The other day I tried to defend "grey areas" to one of my professors. This paper should have worked my ouvre into the history of sound art and instead ended up being about numerous kinds of grey areas-in sound, in media, in thought. Here is my final paper for semester #2 of this grad school thing. I personally think it is a conflicted little screed-I try to take on too much at once, much like almost everything I do.
In semester #1 the final paper assignment for this class was to write about your own work in the third person. Want to know a secret? After weeks of false starts and diddling around I actually had to type in bold 26 point letters at the top of my paper draft "YOU ARE DEAD, WHY DID ALL THE WORK YOU DID MATTER?". Macabre, but I recommend it to any artist as a jump start if they are feeling kind of dumbed down. After reading about the history of sound in art, and once again I was feeling pretty dumb, I analyzed just one of my own works in this piece in a affort to challenge myself-to make two years of work matter. Forcing yourself to matter, even if it's just on paper-it's a good exercise. You should try it.
Art of the Rallying Cry
Like a crack of light creeping into a pitch black room, sound defines the shapes, tones and objects in the three dimensional world, but do we pay close enough attention to realize it? Unlike a prism that scatters white light into component colors right in front of the eyes, the human physiology experiences and processes sound in a very intimate and magical way. According to Marcel Duchamp “One can look at seeing; one can’t hear hearing” (qtd. in Kahn, 9). The philosophical, psychological, and physiological nature of looking that allows visual things to perceptually register at a distance contrasts starkly to the internalized nature of the perception of sound.
The use of sound in art is scattered into forms as numerous and varied as painting, sculpture or photography. Artists have been extolling the use of sound in art for almost a century alongside these inaudible, static practices. Now, more than a hundred years after sound was first recorded surround sound technology is in more homes than art galleries, promising unrivaled realistic experience. It would seem we know no fear of being in the midst of recorded sound; letting it be inside our head, letting it represent all manners of loves and horrors. Or are we just adapting ourselves, learning with the help of technology to keep sound at a distance too? Representational focus on perception and medium in art appreciation and criticism cannot do justice to the use of sound and technology in art. These technologies are still struggling to lead art back into the realms of the experience of communication rather than the appreciation of objectification.

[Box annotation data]
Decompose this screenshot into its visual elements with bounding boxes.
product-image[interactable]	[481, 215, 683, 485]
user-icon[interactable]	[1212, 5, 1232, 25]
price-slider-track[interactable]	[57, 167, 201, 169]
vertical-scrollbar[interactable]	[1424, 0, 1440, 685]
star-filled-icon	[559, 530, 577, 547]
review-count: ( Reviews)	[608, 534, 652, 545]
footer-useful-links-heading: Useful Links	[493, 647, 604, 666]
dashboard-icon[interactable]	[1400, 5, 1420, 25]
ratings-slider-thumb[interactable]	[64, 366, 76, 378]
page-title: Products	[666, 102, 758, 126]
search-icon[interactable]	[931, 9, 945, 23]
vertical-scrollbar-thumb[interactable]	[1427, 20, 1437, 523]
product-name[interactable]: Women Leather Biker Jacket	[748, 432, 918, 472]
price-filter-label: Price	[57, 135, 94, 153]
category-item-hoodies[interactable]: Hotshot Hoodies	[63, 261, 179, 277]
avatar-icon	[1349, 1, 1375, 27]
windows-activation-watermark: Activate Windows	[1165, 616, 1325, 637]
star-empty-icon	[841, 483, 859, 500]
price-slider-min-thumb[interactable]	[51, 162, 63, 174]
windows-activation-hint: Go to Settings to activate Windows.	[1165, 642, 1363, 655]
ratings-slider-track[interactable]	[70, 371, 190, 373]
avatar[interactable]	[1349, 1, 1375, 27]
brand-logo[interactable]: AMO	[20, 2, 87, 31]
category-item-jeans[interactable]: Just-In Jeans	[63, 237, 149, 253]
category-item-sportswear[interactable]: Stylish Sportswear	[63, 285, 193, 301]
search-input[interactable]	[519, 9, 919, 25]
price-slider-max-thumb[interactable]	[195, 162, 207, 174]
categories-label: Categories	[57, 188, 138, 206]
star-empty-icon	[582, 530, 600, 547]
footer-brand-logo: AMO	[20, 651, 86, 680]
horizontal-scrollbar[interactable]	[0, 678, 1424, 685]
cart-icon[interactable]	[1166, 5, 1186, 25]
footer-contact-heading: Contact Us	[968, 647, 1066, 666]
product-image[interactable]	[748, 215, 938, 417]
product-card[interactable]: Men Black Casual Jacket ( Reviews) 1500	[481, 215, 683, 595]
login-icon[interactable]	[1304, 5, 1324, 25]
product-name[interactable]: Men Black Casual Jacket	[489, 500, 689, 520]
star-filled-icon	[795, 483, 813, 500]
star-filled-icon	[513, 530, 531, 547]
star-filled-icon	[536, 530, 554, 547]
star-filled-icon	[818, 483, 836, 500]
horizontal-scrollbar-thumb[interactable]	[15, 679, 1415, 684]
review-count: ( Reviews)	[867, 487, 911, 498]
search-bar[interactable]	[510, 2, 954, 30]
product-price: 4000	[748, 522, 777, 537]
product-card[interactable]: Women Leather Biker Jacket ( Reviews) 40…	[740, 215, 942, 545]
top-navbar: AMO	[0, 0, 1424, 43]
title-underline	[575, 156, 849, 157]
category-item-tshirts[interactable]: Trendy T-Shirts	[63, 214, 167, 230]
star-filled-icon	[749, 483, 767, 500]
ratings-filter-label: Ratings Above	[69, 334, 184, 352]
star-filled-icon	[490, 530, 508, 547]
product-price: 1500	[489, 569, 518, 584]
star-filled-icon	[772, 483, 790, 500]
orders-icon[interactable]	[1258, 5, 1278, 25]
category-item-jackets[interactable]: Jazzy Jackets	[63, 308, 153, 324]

## BRIEF
Reproduce the part of the essay on sound in art that starts with "In semester #1" and goes on through "should try it.". The material was taken from a different source than the essay on sound in art.

## CORRECT RESULT
In semester #1 the final paper assignment for this class was to write about your own work in the third person. Want to know a secret? After weeks of false starts and diddling around I actually had to type in bold 26 point letters at the top of my paper draft "YOU ARE DEAD, WHY DID ALL THE WORK YOU DID MATTER?". Macabre, but I recommend it to any artist as a jump start if they are feeling kind of dumbed down. After reading about the history of sound in art, and once again I was feeling pretty dumb, I analyzed just one of my own works in this piece in a affort to challenge myself-to make two years of work matter. Forcing yourself to matter, even if it's just on paper-it's a good exercise. You should try it.